* **WHAT YOU HAVE TO DO**: Return the records that follow unaltered. Omit every picture.

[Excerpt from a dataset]

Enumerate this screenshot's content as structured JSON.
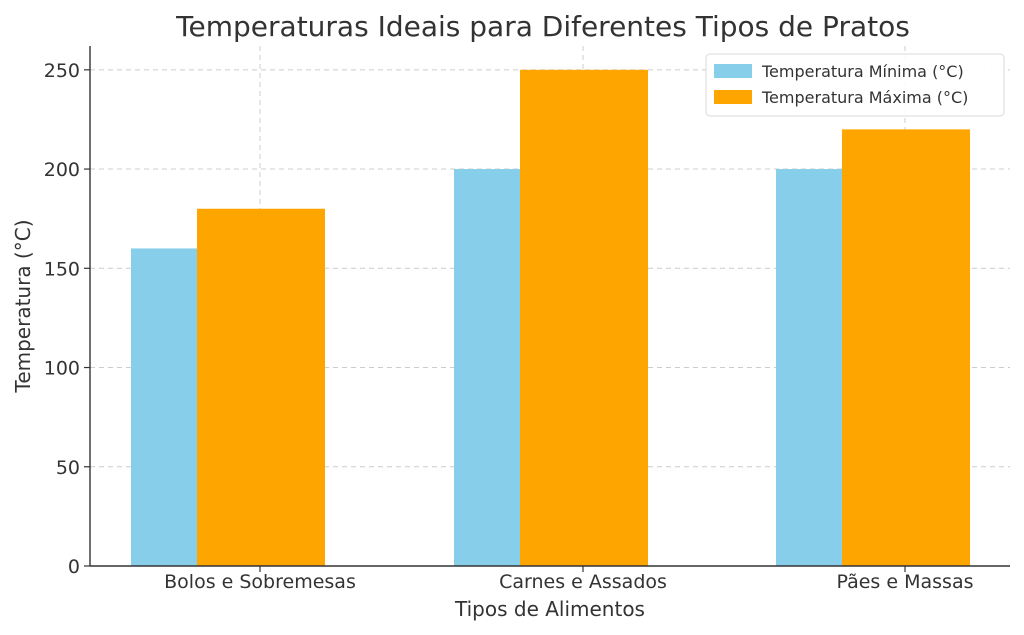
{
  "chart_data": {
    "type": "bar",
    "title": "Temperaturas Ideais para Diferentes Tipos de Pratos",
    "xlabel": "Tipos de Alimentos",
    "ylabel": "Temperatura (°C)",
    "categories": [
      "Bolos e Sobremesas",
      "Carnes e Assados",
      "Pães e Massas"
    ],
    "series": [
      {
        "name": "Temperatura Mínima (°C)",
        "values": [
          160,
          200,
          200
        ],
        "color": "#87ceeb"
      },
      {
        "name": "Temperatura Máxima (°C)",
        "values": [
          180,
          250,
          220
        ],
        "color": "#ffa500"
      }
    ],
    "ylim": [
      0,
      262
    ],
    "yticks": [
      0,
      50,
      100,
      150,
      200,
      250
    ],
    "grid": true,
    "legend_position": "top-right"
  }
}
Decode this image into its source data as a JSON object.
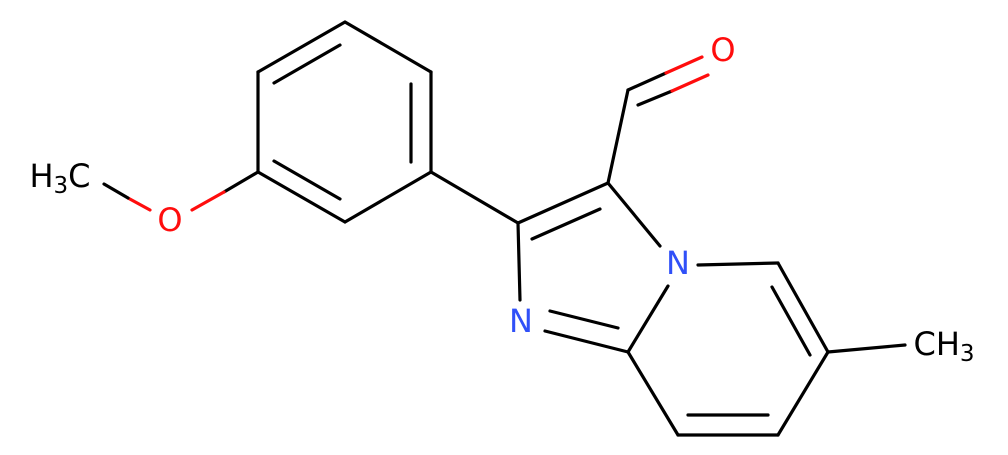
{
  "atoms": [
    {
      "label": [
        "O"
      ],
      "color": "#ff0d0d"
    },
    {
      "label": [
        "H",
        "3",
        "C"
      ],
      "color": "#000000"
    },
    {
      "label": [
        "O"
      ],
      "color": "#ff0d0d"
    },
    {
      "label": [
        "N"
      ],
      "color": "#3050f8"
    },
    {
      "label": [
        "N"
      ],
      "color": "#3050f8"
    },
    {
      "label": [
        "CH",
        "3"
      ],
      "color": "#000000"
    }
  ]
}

* **PROBLEM SOLUTION**:
Enumerate this screenshot's content as structured JSON.
{
  "chart_data": {
    "type": "bar",
    "title": "Temperaturas Ideais para Diferentes Tipos de Pratos",
    "xlabel": "Tipos de Alimentos",
    "ylabel": "Temperatura (°C)",
    "categories": [
      "Bolos e Sobremesas",
      "Carnes e Assados",
      "Pães e Massas"
    ],
    "series": [
      {
        "name": "Temperatura Mínima (°C)",
        "values": [
          160,
          200,
          200
        ],
        "color": "#87ceeb"
      },
      {
        "name": "Temperatura Máxima (°C)",
        "values": [
          180,
          250,
          220
        ],
        "color": "#ffa500"
      }
    ],
    "ylim": [
      0,
      262
    ],
    "yticks": [
      0,
      50,
      100,
      150,
      200,
      250
    ],
    "grid": true,
    "legend_position": "top-right"
  }
}
Decode this image into its source data as a JSON object.
{
  "atoms": [
    {
      "label": [
        "O"
      ],
      "color": "#ff0d0d"
    },
    {
      "label": [
        "H",
        "3",
        "C"
      ],
      "color": "#000000"
    },
    {
      "label": [
        "O"
      ],
      "color": "#ff0d0d"
    },
    {
      "label": [
        "N"
      ],
      "color": "#3050f8"
    },
    {
      "label": [
        "N"
      ],
      "color": "#3050f8"
    },
    {
      "label": [
        "CH",
        "3"
      ],
      "color": "#000000"
    }
  ]
}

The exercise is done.